## Material to process

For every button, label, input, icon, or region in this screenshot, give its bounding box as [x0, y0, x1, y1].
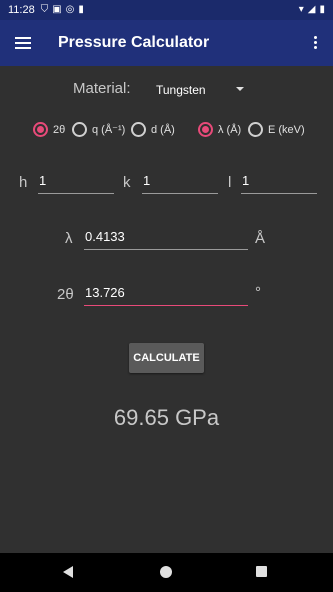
material-value: Tungsten	[156, 83, 206, 97]
wavelength-label: λ	[65, 230, 73, 247]
wavelength-input[interactable]: 0.4133	[84, 228, 248, 250]
shield-icon: ⛉	[40, 4, 49, 15]
wifi-icon: ▾	[298, 4, 304, 15]
angle-label: 2θ	[57, 286, 74, 303]
menu-icon[interactable]	[15, 36, 31, 50]
radio-circle	[248, 122, 263, 137]
radio-label: E (keV)	[268, 123, 305, 136]
sd-card-icon: ▮	[78, 4, 84, 15]
l-label: l	[228, 174, 232, 191]
material-label: Material:	[73, 80, 131, 97]
h-input[interactable]: 1	[38, 172, 114, 194]
radio-d[interactable]: d (Å)	[131, 122, 175, 137]
app-title: Pressure Calculator	[58, 34, 210, 51]
material-dropdown[interactable]: Tungsten	[156, 81, 252, 99]
navigation-bar	[0, 553, 333, 592]
back-icon[interactable]	[63, 566, 73, 578]
calculate-button[interactable]: CALCULATE	[129, 343, 204, 373]
app-bar: Pressure Calculator	[0, 20, 333, 66]
battery-icon: ▮	[319, 4, 325, 15]
radio-label: q (Å⁻¹)	[92, 124, 126, 136]
more-options-icon[interactable]	[314, 36, 318, 50]
at-icon: ◎	[65, 4, 75, 15]
k-input[interactable]: 1	[142, 172, 218, 194]
radio-two-theta[interactable]: 2θ	[33, 122, 65, 137]
pressure-result: 69.65 GPa	[113, 405, 220, 430]
home-icon[interactable]	[160, 566, 172, 578]
radio-circle	[198, 122, 213, 137]
angle-input[interactable]: 13.726	[84, 284, 248, 306]
radio-label: d (Å)	[151, 123, 175, 136]
angle-unit: °	[255, 284, 261, 301]
radio-circle	[131, 122, 146, 137]
radio-circle	[33, 122, 48, 137]
l-input[interactable]: 1	[241, 172, 317, 194]
radio-energy[interactable]: E (keV)	[248, 122, 305, 137]
radio-label: 2θ	[53, 123, 66, 136]
recent-apps-icon[interactable]	[256, 566, 267, 577]
h-label: h	[19, 174, 28, 191]
mode-radio-row: 2θ q (Å⁻¹) d (Å) λ (Å) E (keV)	[0, 122, 333, 142]
status-time: 11:28	[8, 4, 35, 16]
radio-label: λ (Å)	[218, 123, 242, 136]
status-bar: 11:28 ⛉ ▣ ◎ ▮ ▾ ◢ ▮	[0, 0, 333, 20]
dropdown-arrow-icon	[236, 87, 244, 91]
a-icon: ▣	[52, 4, 62, 15]
wavelength-unit: Å	[255, 230, 266, 247]
signal-icon: ◢	[307, 4, 316, 15]
k-label: k	[123, 174, 131, 191]
radio-lambda[interactable]: λ (Å)	[198, 122, 241, 137]
radio-q[interactable]: q (Å⁻¹)	[72, 122, 125, 137]
radio-circle	[72, 122, 87, 137]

## Problem to solve
Copy every line of the data above verbatim, keeping all characters and numbers unchanged. Omit the picture.

## Answer for this exercise
For every button, label, input, icon, or region in this screenshot, give its bounding box as [x0, y0, x1, y1].
material-value: Tungsten	[156, 83, 206, 97]
wavelength-label: λ	[65, 230, 73, 247]
wavelength-input[interactable]: 0.4133	[84, 228, 248, 250]
shield-icon: ⛉	[40, 4, 49, 15]
wifi-icon: ▾	[298, 4, 304, 15]
angle-label: 2θ	[57, 286, 74, 303]
menu-icon[interactable]	[15, 36, 31, 50]
radio-circle	[248, 122, 263, 137]
radio-label: E (keV)	[268, 123, 305, 136]
sd-card-icon: ▮	[78, 4, 84, 15]
l-label: l	[228, 174, 232, 191]
material-label: Material:	[73, 80, 131, 97]
h-input[interactable]: 1	[38, 172, 114, 194]
radio-d[interactable]: d (Å)	[131, 122, 175, 137]
app-title: Pressure Calculator	[58, 34, 210, 51]
material-dropdown[interactable]: Tungsten	[156, 81, 252, 99]
navigation-bar	[0, 553, 333, 592]
back-icon[interactable]	[63, 566, 73, 578]
calculate-button[interactable]: CALCULATE	[129, 343, 204, 373]
app-bar: Pressure Calculator	[0, 20, 333, 66]
battery-icon: ▮	[319, 4, 325, 15]
radio-label: q (Å⁻¹)	[92, 124, 126, 136]
more-options-icon[interactable]	[314, 36, 318, 50]
at-icon: ◎	[65, 4, 75, 15]
k-input[interactable]: 1	[142, 172, 218, 194]
radio-two-theta[interactable]: 2θ	[33, 122, 65, 137]
pressure-result: 69.65 GPa	[113, 405, 220, 430]
home-icon[interactable]	[160, 566, 172, 578]
radio-circle	[198, 122, 213, 137]
angle-input[interactable]: 13.726	[84, 284, 248, 306]
radio-label: d (Å)	[151, 123, 175, 136]
angle-unit: °	[255, 284, 261, 301]
radio-circle	[131, 122, 146, 137]
radio-circle	[33, 122, 48, 137]
l-input[interactable]: 1	[241, 172, 317, 194]
radio-energy[interactable]: E (keV)	[248, 122, 305, 137]
radio-label: 2θ	[53, 123, 66, 136]
recent-apps-icon[interactable]	[256, 566, 267, 577]
h-label: h	[19, 174, 28, 191]
mode-radio-row: 2θ q (Å⁻¹) d (Å) λ (Å) E (keV)	[0, 122, 333, 142]
status-time: 11:28	[8, 4, 35, 16]
radio-label: λ (Å)	[218, 123, 242, 136]
status-bar: 11:28 ⛉ ▣ ◎ ▮ ▾ ◢ ▮	[0, 0, 333, 20]
dropdown-arrow-icon	[236, 87, 244, 91]
a-icon: ▣	[52, 4, 62, 15]
wavelength-unit: Å	[255, 230, 266, 247]
signal-icon: ◢	[307, 4, 316, 15]
k-label: k	[123, 174, 131, 191]
radio-lambda[interactable]: λ (Å)	[198, 122, 241, 137]
radio-q[interactable]: q (Å⁻¹)	[72, 122, 125, 137]
radio-circle	[72, 122, 87, 137]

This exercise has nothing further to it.